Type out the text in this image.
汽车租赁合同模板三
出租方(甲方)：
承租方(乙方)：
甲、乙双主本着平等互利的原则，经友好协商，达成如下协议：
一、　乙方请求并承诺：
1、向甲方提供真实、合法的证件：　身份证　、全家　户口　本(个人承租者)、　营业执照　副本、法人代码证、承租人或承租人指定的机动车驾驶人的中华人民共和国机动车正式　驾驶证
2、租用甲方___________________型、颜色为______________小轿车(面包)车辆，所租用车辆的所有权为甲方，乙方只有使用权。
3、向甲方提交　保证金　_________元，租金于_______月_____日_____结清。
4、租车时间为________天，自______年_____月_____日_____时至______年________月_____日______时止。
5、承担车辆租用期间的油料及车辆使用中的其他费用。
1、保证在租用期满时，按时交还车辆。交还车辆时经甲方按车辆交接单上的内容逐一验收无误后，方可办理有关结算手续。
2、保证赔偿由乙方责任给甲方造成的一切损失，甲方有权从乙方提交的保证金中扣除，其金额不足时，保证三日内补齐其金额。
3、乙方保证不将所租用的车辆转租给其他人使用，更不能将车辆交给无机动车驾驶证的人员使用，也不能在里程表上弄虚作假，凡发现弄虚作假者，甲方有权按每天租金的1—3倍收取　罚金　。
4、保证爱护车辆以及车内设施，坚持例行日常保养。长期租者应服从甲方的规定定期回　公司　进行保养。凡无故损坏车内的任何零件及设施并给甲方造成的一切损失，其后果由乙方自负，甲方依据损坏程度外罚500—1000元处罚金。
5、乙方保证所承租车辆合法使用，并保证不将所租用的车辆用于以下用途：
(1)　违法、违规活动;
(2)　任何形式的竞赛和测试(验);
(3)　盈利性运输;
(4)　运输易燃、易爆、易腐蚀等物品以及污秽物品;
• • •
** WORK TO COMPLETE **
Make an exact copy of the records.

** THE REPLY **
Type out the text in this image.
汽车租赁合同模板三
出租方(甲方)：
承租方(乙方)：
甲、乙双主本着平等互利的原则，经友好协商，达成如下协议：
一、　乙方请求并承诺：
1、向甲方提供真实、合法的证件：　身份证　、全家　户口　本(个人承租者)、　营业执照　副本、法人代码证、承租人或承租人指定的机动车驾驶人的中华人民共和国机动车正式　驾驶证
2、租用甲方___________________型、颜色为______________小轿车(面包)车辆，所租用车辆的所有权为甲方，乙方只有使用权。
3、向甲方提交　保证金　_________元，租金于_______月_____日_____结清。
4、租车时间为________天，自______年_____月_____日_____时至______年________月_____日______时止。
5、承担车辆租用期间的油料及车辆使用中的其他费用。
1、保证在租用期满时，按时交还车辆。交还车辆时经甲方按车辆交接单上的内容逐一验收无误后，方可办理有关结算手续。
2、保证赔偿由乙方责任给甲方造成的一切损失，甲方有权从乙方提交的保证金中扣除，其金额不足时，保证三日内补齐其金额。
3、乙方保证不将所租用的车辆转租给其他人使用，更不能将车辆交给无机动车驾驶证的人员使用，也不能在里程表上弄虚作假，凡发现弄虚作假者，甲方有权按每天租金的1—3倍收取　罚金　。
4、保证爱护车辆以及车内设施，坚持例行日常保养。长期租者应服从甲方的规定定期回　公司　进行保养。凡无故损坏车内的任何零件及设施并给甲方造成的一切损失，其后果由乙方自负，甲方依据损坏程度外罚500—1000元处罚金。
5、乙方保证所承租车辆合法使用，并保证不将所租用的车辆用于以下用途：
(1)　违法、违规活动;
(2)　任何形式的竞赛和测试(验);
(3)　盈利性运输;
(4)　运输易燃、易爆、易腐蚀等物品以及污秽物品;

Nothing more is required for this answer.